• [Problem to solve]
Please reproduce each of the records below word for word, leaving out the pictures.

• [Raw data]
• • • •
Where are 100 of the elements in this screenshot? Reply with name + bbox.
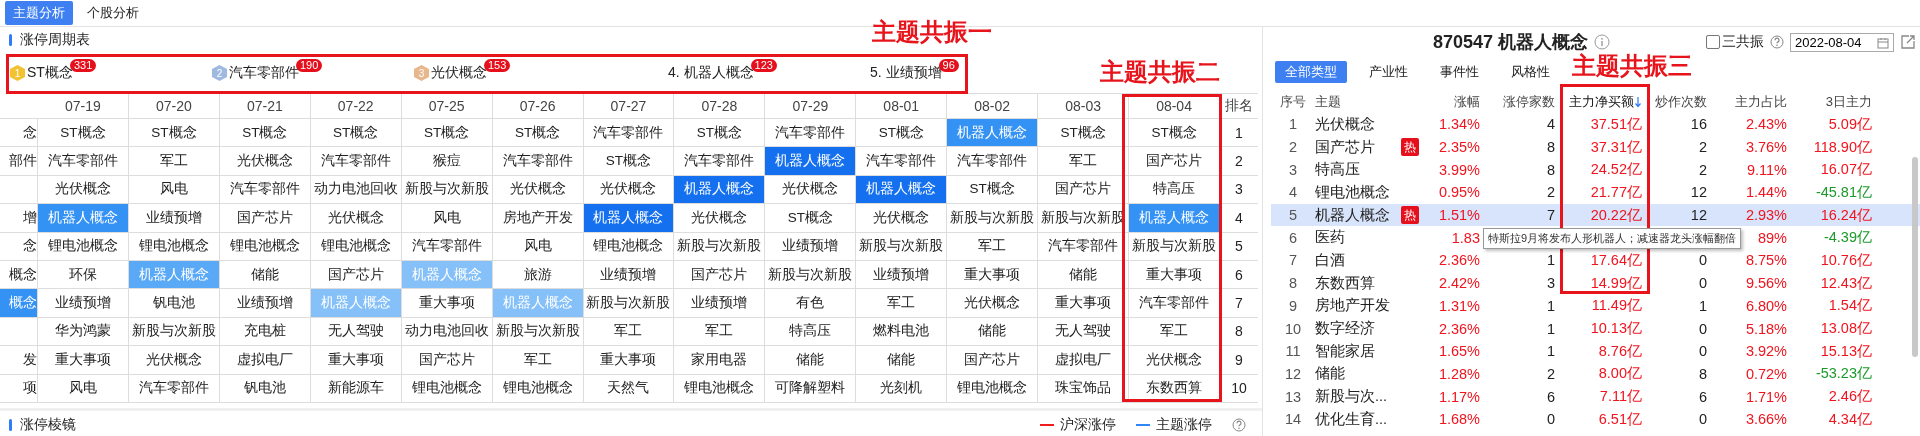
table-cell: 2 [1698, 139, 1707, 156]
table-cell: 重大事项 [310, 346, 402, 375]
table-cell: 新股与次新股 [128, 317, 220, 347]
table-cell: -45.81亿 [1815, 182, 1872, 202]
table-cell: 1.34% [1438, 116, 1480, 133]
table-cell: 6.80% [1745, 297, 1787, 314]
tab[interactable]: 个股分析 [79, 1, 147, 25]
theme-name: 数字经济 [1315, 319, 1376, 339]
table-cell: 1.65% [1438, 343, 1480, 360]
table-cell: 新股与次新股 [583, 289, 675, 318]
column-header[interactable]: 主力净买额 [1569, 93, 1634, 111]
section-title: 涨停棱镜 [20, 415, 76, 434]
export-icon[interactable] [1900, 34, 1916, 50]
column-header: 07-26 [492, 93, 584, 119]
checkbox[interactable] [1706, 35, 1720, 49]
table-cell: ST概念 [947, 175, 1039, 205]
table-cell: 风电 [492, 232, 584, 261]
table-cell: -53.23亿 [1815, 364, 1872, 384]
table-cell: 军工 [128, 147, 220, 176]
column-header: 主力占比 [1735, 93, 1787, 111]
row-number: 7 [1287, 252, 1299, 269]
date-field[interactable]: 2022-08-04 [1790, 32, 1894, 52]
theme-name: 优化生育... [1315, 409, 1389, 429]
tab[interactable]: 事件性 [1430, 61, 1489, 83]
table-cell: 2.36% [1438, 252, 1480, 269]
table-cell: 业绩预增 [856, 260, 948, 290]
table-cell: 1.83 [1451, 229, 1480, 246]
table-cell: ST概念 [1129, 119, 1220, 148]
table-cell: 2 [1698, 161, 1707, 178]
calendar-icon[interactable] [1877, 36, 1889, 49]
table-cell: 风电 [401, 204, 493, 233]
table-cell: 0 [1698, 252, 1707, 269]
table-cell: 军工 [856, 289, 948, 318]
table-cell: 12 [1690, 207, 1707, 224]
table-cell: 重大事项 [38, 346, 129, 375]
theme-name: 锂电池概念 [1315, 182, 1391, 202]
table-cell: 可降解塑料 [765, 374, 857, 403]
count-badge: 190 [296, 58, 323, 72]
tab[interactable]: 主题分析 [5, 1, 73, 25]
table-cell: 3.92% [1745, 343, 1787, 360]
column-header: 08-03 [1038, 93, 1130, 119]
table-cell: 机器人概念 [765, 147, 857, 176]
table-cell: 机器人概念 [310, 289, 402, 318]
table-cell: 动力电池回收 [401, 317, 493, 347]
table-cell: 无人驾驶 [310, 317, 402, 347]
table-cell: 汽车零部件 [38, 147, 129, 176]
scrollbar[interactable] [1912, 157, 1918, 357]
table-cell: 6 [1546, 388, 1555, 405]
table-cell: 汽车零部件 [401, 232, 493, 261]
column-header: 08-01 [856, 93, 948, 119]
help-icon[interactable] [1770, 35, 1784, 49]
table-cell: 0 [1698, 343, 1707, 360]
table-cell: 2.35% [1438, 139, 1480, 156]
column-header: 涨幅 [1454, 93, 1480, 111]
table-cell: ST概念 [583, 147, 675, 176]
hot-badge: 热 [1401, 138, 1419, 157]
table-cell: 汽车零部件 [128, 374, 220, 403]
rank-number: 2 [1220, 147, 1258, 176]
tab[interactable]: 风格性 [1501, 61, 1560, 83]
table-cell: 10.13亿 [1590, 319, 1642, 339]
table-cell: 国产芯片 [1129, 147, 1220, 176]
table-cell: 有色 [765, 289, 857, 318]
table-cell: 念 [0, 232, 38, 261]
theme-name: 房地产开发 [1315, 296, 1391, 316]
selected-row-background[interactable]: 5 机器人概念 热 1.51% 7 20.22亿 12 2.93% 16.24亿 [1271, 203, 1920, 227]
table-cell: 光伏概念 [492, 175, 584, 205]
rank-number: 1 [1220, 119, 1258, 148]
table-cell: 10.76亿 [1820, 250, 1872, 270]
info-icon[interactable] [1594, 34, 1611, 50]
table-cell: 光伏概念 [1129, 346, 1220, 375]
table-cell: 37.31亿 [1590, 137, 1642, 157]
table-cell: 1.54亿 [1828, 296, 1872, 316]
table-cell: 6.51亿 [1598, 409, 1642, 429]
section-marker-icon [9, 418, 12, 431]
rank-number: 8 [1220, 317, 1258, 347]
table-cell: 1.51% [1438, 207, 1480, 224]
table-cell: ST概念 [674, 119, 766, 148]
tab[interactable]: 全部类型 [1275, 61, 1347, 83]
table-cell: 业绩预增 [674, 289, 766, 318]
table-cell: 动力电池回收 [310, 175, 402, 205]
table-cell: 7 [1546, 207, 1555, 224]
tab[interactable]: 产业性 [1359, 61, 1418, 83]
table-cell: 业绩预增 [765, 232, 857, 261]
sort-icon[interactable] [1634, 96, 1642, 108]
table-cell: 军工 [583, 317, 675, 347]
table-cell: ST概念 [310, 119, 402, 148]
table-cell: 4.34亿 [1828, 409, 1872, 429]
table-cell: 发 [0, 346, 38, 375]
table-cell: 118.90亿 [1813, 137, 1872, 157]
row-number: 8 [1287, 275, 1299, 292]
row-number: 6 [1287, 229, 1299, 246]
help-icon[interactable] [1232, 417, 1246, 432]
table-cell: 机器人概念 [128, 260, 220, 290]
rank-number: 6 [1220, 260, 1258, 290]
table-cell: 机器人概念 [583, 204, 675, 233]
table-cell: 汽车零部件 [219, 175, 311, 205]
table-cell: 锂电池概念 [38, 232, 129, 261]
table-cell: 风电 [38, 374, 129, 403]
column-header: 07-22 [310, 93, 402, 119]
table-cell: 汽车零部件 [583, 119, 675, 148]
• • • •
• [Solved problem]
Where are 100 of the elements in this screenshot? Reply with name + bbox.
table-cell: 2 [1698, 139, 1707, 156]
table-cell: 重大事项 [310, 346, 402, 375]
table-cell: 新股与次新股 [128, 317, 220, 347]
table-cell: -45.81亿 [1815, 182, 1872, 202]
table-cell: 1.34% [1438, 116, 1480, 133]
table-cell: 6.80% [1745, 297, 1787, 314]
tab[interactable]: 个股分析 [79, 1, 147, 25]
theme-name: 数字经济 [1315, 319, 1376, 339]
table-cell: 1.65% [1438, 343, 1480, 360]
table-cell: 新股与次新股 [583, 289, 675, 318]
column-header[interactable]: 主力净买额 [1569, 93, 1634, 111]
section-title: 涨停棱镜 [20, 415, 76, 434]
export-icon[interactable] [1900, 34, 1916, 50]
column-header: 07-26 [492, 93, 584, 119]
checkbox[interactable] [1706, 35, 1720, 49]
table-cell: ST概念 [947, 175, 1039, 205]
table-cell: 风电 [492, 232, 584, 261]
table-cell: -53.23亿 [1815, 364, 1872, 384]
table-cell: 军工 [128, 147, 220, 176]
column-header: 主力占比 [1735, 93, 1787, 111]
row-number: 7 [1287, 252, 1299, 269]
date-field[interactable]: 2022-08-04 [1790, 32, 1894, 52]
theme-name: 优化生育... [1315, 409, 1389, 429]
tab[interactable]: 事件性 [1430, 61, 1489, 83]
table-cell: 2.36% [1438, 252, 1480, 269]
table-cell: 业绩预增 [856, 260, 948, 290]
table-cell: 1.83 [1451, 229, 1480, 246]
table-cell: ST概念 [1129, 119, 1220, 148]
table-cell: 2 [1698, 161, 1707, 178]
calendar-icon[interactable] [1877, 36, 1889, 49]
table-cell: 风电 [401, 204, 493, 233]
table-cell: 0 [1698, 252, 1707, 269]
table-cell: 军工 [856, 289, 948, 318]
table-cell: 12 [1690, 207, 1707, 224]
table-cell: 重大事项 [38, 346, 129, 375]
theme-name: 锂电池概念 [1315, 182, 1391, 202]
table-cell: 可降解塑料 [765, 374, 857, 403]
count-badge: 190 [296, 58, 323, 72]
tab[interactable]: 主题分析 [5, 1, 73, 25]
table-cell: 3.92% [1745, 343, 1787, 360]
column-header: 08-03 [1038, 93, 1130, 119]
table-cell: 机器人概念 [765, 147, 857, 176]
table-cell: 机器人概念 [310, 289, 402, 318]
table-cell: 动力电池回收 [401, 317, 493, 347]
table-cell: 无人驾驶 [310, 317, 402, 347]
table-cell: 汽车零部件 [38, 147, 129, 176]
scrollbar[interactable] [1912, 157, 1918, 357]
table-cell: 6 [1546, 388, 1555, 405]
table-cell: 汽车零部件 [401, 232, 493, 261]
column-header: 08-01 [856, 93, 948, 119]
help-icon[interactable] [1770, 35, 1784, 49]
table-cell: 0 [1698, 343, 1707, 360]
table-cell: 2.35% [1438, 139, 1480, 156]
column-header: 涨幅 [1454, 93, 1480, 111]
table-cell: ST概念 [583, 147, 675, 176]
hot-badge: 热 [1401, 138, 1419, 157]
table-cell: 汽车零部件 [128, 374, 220, 403]
rank-number: 2 [1220, 147, 1258, 176]
tab[interactable]: 风格性 [1501, 61, 1560, 83]
table-cell: 10.13亿 [1590, 319, 1642, 339]
table-cell: 国产芯片 [1129, 147, 1220, 176]
table-cell: 有色 [765, 289, 857, 318]
table-cell: 念 [0, 232, 38, 261]
theme-name: 房地产开发 [1315, 296, 1391, 316]
selected-row-background[interactable]: 5 机器人概念 热 1.51% 7 20.22亿 12 2.93% 16.24亿 [1271, 203, 1920, 227]
table-cell: 光伏概念 [492, 175, 584, 205]
rank-number: 1 [1220, 119, 1258, 148]
table-cell: 10.76亿 [1820, 250, 1872, 270]
info-icon[interactable] [1594, 34, 1611, 50]
table-cell: 光伏概念 [1129, 346, 1220, 375]
table-cell: 37.31亿 [1590, 137, 1642, 157]
table-cell: 1.54亿 [1828, 296, 1872, 316]
table-cell: 6.51亿 [1598, 409, 1642, 429]
section-marker-icon [9, 418, 12, 431]
rank-number: 8 [1220, 317, 1258, 347]
table-cell: 1.51% [1438, 207, 1480, 224]
table-cell: ST概念 [674, 119, 766, 148]
tab[interactable]: 全部类型 [1275, 61, 1347, 83]
table-cell: 业绩预增 [674, 289, 766, 318]
table-cell: 动力电池回收 [310, 175, 402, 205]
table-cell: 7 [1546, 207, 1555, 224]
tab[interactable]: 产业性 [1359, 61, 1418, 83]
table-cell: 业绩预增 [765, 232, 857, 261]
sort-icon[interactable] [1634, 96, 1642, 108]
table-cell: 军工 [583, 317, 675, 347]
table-cell: ST概念 [310, 119, 402, 148]
table-cell: 4.34亿 [1828, 409, 1872, 429]
table-cell: 发 [0, 346, 38, 375]
table-cell: 118.90亿 [1813, 137, 1872, 157]
row-number: 8 [1287, 275, 1299, 292]
row-number: 6 [1287, 229, 1299, 246]
help-icon[interactable] [1232, 417, 1246, 432]
table-cell: 机器人概念 [128, 260, 220, 290]
rank-number: 6 [1220, 260, 1258, 290]
table-cell: 机器人概念 [583, 204, 675, 233]
table-cell: 汽车零部件 [219, 175, 311, 205]
table-cell: 锂电池概念 [38, 232, 129, 261]
table-cell: 风电 [38, 374, 129, 403]
column-header: 07-22 [310, 93, 402, 119]
table-cell: 汽车零部件 [583, 119, 675, 148]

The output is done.